--- Arbeitsauftrag 1 ---
Zitieren Sie aus dem Seitenauszug wörtlich die Stelle von „Dazu bieten digitale“ bis einschließlich „wertvolle Austauschplattform bieten.“.
--- Arbeitsauftrag 2 ---
Schreiben Sie den Text über die Glienicker Gespräche zur digitalen Hochschule im Anschluss an seinen letzten Satz weiter.

--- Seitenauszug ---
——————————
Dazu bieten digitale Formate flexiblere Gestaltungsmöglichkeiten in Lehre und Prüfungen, sind aber auch mit Risiken (zum Beispiel nur scheinbare Anwesenheit bei digitalen Lehrveranstaltungen, größere Täuschungsanfälligkeit bei digitalen Prüfungen etc.) verbunden, die gut gegeneinander abgewogen werden müssen, um auf dieser Basis an jeder Hochschule einen regulatorischen Rahmen für das neue Selbstverständnis der Hochschulen für den öffentlichen Dienst in den veränderten, digitaleren Zeiten zu errichten. Hierzu sollten die Glienicker Gespräche eine wertvolle Austauschplattform bieten.
Tag 1 – „Reset“ als digitale Hochschule?
Begrüßt wurden die Teilnehmerinnen und Teilnehmer durch den Präsidenten der HWR Berlin, Prof. Dr. Andreas Zaby, der in seiner Rede insbesondere betonte, dass man zwar gewisse digitale Anteile in die Hochschullehre integrieren wolle, wo dies didaktisch sinnvoll sei und sofern dies für die Studierenden planbar bleibe; man wolle aber nicht „von Blick zu Click“.
——————————
--- Angezeigte Daten ---
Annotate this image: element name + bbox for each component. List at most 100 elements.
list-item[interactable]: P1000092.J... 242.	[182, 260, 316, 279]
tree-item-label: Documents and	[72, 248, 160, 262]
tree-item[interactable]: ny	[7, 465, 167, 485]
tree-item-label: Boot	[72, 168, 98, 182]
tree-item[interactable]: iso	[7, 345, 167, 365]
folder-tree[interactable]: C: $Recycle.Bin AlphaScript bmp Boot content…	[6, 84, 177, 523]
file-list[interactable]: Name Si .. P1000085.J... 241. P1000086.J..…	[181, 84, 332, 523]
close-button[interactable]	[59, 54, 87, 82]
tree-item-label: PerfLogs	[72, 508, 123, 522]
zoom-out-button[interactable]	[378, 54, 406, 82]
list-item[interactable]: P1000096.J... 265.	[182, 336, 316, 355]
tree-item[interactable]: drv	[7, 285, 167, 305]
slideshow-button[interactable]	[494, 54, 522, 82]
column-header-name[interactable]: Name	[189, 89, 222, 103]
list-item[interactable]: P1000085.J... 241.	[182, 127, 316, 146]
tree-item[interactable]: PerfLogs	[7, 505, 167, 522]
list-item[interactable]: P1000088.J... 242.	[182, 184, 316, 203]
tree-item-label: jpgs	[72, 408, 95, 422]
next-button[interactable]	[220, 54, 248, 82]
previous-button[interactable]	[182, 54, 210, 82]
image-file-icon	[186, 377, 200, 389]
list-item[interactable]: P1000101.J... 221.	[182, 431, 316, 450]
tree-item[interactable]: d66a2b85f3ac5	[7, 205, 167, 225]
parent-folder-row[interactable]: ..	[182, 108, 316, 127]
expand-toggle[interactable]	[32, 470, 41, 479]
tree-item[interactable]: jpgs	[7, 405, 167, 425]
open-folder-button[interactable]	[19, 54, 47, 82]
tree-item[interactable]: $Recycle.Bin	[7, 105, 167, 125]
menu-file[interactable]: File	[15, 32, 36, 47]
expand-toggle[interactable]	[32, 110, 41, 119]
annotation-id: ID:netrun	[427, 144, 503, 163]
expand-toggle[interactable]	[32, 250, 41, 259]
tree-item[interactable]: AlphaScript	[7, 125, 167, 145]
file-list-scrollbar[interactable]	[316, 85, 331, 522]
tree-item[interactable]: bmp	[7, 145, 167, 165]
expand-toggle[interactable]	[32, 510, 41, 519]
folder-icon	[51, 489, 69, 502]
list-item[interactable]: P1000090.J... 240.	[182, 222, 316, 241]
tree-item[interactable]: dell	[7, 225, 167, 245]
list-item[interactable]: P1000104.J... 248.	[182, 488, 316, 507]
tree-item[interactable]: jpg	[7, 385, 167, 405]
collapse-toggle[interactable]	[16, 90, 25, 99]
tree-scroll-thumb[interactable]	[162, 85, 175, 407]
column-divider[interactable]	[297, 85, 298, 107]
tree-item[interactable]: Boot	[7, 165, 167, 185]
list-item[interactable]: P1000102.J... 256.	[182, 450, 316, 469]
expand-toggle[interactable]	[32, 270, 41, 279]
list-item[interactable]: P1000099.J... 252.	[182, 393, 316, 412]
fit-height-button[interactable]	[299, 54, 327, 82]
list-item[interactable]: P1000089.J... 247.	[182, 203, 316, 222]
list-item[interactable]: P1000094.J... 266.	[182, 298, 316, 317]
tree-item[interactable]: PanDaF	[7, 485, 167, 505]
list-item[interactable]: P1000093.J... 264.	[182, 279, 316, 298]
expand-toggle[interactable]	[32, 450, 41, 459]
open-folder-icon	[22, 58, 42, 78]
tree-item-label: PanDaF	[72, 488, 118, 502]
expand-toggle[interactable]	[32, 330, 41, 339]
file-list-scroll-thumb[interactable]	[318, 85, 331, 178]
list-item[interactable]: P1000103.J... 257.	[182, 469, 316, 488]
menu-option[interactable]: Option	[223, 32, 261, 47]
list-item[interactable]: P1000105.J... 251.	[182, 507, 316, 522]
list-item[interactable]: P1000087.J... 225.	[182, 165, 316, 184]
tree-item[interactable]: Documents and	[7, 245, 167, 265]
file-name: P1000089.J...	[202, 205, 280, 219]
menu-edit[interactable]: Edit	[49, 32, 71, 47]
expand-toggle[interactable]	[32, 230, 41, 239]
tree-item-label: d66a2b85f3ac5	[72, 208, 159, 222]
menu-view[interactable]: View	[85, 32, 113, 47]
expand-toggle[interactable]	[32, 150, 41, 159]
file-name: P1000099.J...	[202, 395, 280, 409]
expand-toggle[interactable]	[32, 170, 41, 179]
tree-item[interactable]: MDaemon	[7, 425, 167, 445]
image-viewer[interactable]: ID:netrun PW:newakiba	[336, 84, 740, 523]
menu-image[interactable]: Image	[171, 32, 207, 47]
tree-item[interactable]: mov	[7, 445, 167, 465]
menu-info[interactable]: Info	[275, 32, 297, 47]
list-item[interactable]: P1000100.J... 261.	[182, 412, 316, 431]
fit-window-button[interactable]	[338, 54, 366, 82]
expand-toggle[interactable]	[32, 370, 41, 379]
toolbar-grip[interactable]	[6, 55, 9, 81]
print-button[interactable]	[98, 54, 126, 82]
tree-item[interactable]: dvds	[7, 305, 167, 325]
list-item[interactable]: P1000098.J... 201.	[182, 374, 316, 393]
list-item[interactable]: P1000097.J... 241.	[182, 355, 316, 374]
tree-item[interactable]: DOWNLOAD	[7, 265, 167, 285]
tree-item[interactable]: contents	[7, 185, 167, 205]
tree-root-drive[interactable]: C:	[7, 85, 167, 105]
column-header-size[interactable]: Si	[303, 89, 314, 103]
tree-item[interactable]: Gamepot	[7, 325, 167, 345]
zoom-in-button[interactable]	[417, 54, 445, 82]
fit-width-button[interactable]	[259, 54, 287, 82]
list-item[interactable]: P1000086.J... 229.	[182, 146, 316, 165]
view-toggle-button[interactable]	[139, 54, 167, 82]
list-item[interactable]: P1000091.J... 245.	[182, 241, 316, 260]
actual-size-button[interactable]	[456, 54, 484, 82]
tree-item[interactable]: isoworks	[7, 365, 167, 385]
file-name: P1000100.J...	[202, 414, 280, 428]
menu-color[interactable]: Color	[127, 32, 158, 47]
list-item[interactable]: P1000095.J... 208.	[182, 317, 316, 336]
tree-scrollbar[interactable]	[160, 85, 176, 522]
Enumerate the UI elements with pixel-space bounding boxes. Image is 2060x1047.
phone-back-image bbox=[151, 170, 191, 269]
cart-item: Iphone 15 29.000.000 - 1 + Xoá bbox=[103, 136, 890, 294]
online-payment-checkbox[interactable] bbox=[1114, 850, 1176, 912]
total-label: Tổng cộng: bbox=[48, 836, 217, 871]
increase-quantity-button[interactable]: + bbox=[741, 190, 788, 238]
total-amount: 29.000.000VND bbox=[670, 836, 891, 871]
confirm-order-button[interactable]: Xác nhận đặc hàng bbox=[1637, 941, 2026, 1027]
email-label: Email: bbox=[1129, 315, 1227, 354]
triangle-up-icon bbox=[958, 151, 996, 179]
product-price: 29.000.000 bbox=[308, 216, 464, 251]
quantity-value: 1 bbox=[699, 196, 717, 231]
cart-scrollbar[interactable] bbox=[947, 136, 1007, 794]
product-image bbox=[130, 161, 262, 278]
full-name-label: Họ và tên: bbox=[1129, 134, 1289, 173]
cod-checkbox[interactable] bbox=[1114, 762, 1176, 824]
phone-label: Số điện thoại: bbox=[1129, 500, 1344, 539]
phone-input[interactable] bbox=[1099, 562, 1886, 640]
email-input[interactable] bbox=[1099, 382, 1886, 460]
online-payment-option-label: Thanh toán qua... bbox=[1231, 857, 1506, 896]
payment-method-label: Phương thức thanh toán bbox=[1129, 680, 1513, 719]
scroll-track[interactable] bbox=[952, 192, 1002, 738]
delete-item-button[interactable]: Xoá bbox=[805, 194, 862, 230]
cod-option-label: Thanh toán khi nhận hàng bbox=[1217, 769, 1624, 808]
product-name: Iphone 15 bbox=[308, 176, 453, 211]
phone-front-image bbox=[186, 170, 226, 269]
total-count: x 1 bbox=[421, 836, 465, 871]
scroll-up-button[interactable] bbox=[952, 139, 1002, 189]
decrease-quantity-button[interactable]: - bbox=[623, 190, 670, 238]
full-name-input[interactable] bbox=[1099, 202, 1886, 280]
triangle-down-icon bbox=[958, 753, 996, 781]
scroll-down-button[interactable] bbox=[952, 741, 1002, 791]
——————————
--- Antwortfeld 1 ---
Dazu bieten digitale Formate flexiblere Gestaltungsmöglichkeiten in Lehre und Prüfungen, sind aber auch mit Risiken (zum Beispiel nur scheinbare Anwesenheit bei digitalen Lehrveranstaltungen, größere Täuschungsanfälligkeit bei digitalen Prüfungen etc.) verbunden, die gut gegeneinander abgewogen werden müssen, um auf dieser Basis an jeder Hochschule einen regulatorischen Rahmen für das neue Selbstverständnis der Hochschulen für den öffentlichen Dienst in den veränderten, digitaleren Zeiten zu errichten. Hierzu sollten die Glienicker Gespräche eine wertvolle Austauschplattform bieten.

--- Antwortfeld 2 ---
Danach zeigte Prof. Dr. Joachim Beck, Professor für Verwaltungsmanagement und Rektor an der Hochschule für öffentliche Verwaltung Kehl, die strukturelle Benachteiligung der Forschung der Hochschulen für Angewandte Wissenschaften gegenüber der universitären Forschung auf und plädierte für eine stärkere, institutionalisierte Vernetzung der Hochschulen für den öffentlichen Dienst im Bereich der Forschung.
Prof. Dr. Oliver Ruf, Inhaber einer Forschungsprofessur für die Ästhetik der Kommunikation an der Hochschule Bonn-Rhein-Sieg, beschloss das offizielle Programm des ersten Tagungstages mit einem Blick auf die mit der pandemiebedingten stärkeren Digitalisierung eingetretenen Folgen (Änderung der Lehrstrukturen, E-Mail-Flut, enger getaktete Online-Besprechungen) und sprach sich dafür aus, die Hochschulen einmal grundsätzlich zu „resetten als digitale Hochschulen“. Das abschließende gemeinsame Abendbuffet bot Raum für lebendigen informellen Meinungsaustausch.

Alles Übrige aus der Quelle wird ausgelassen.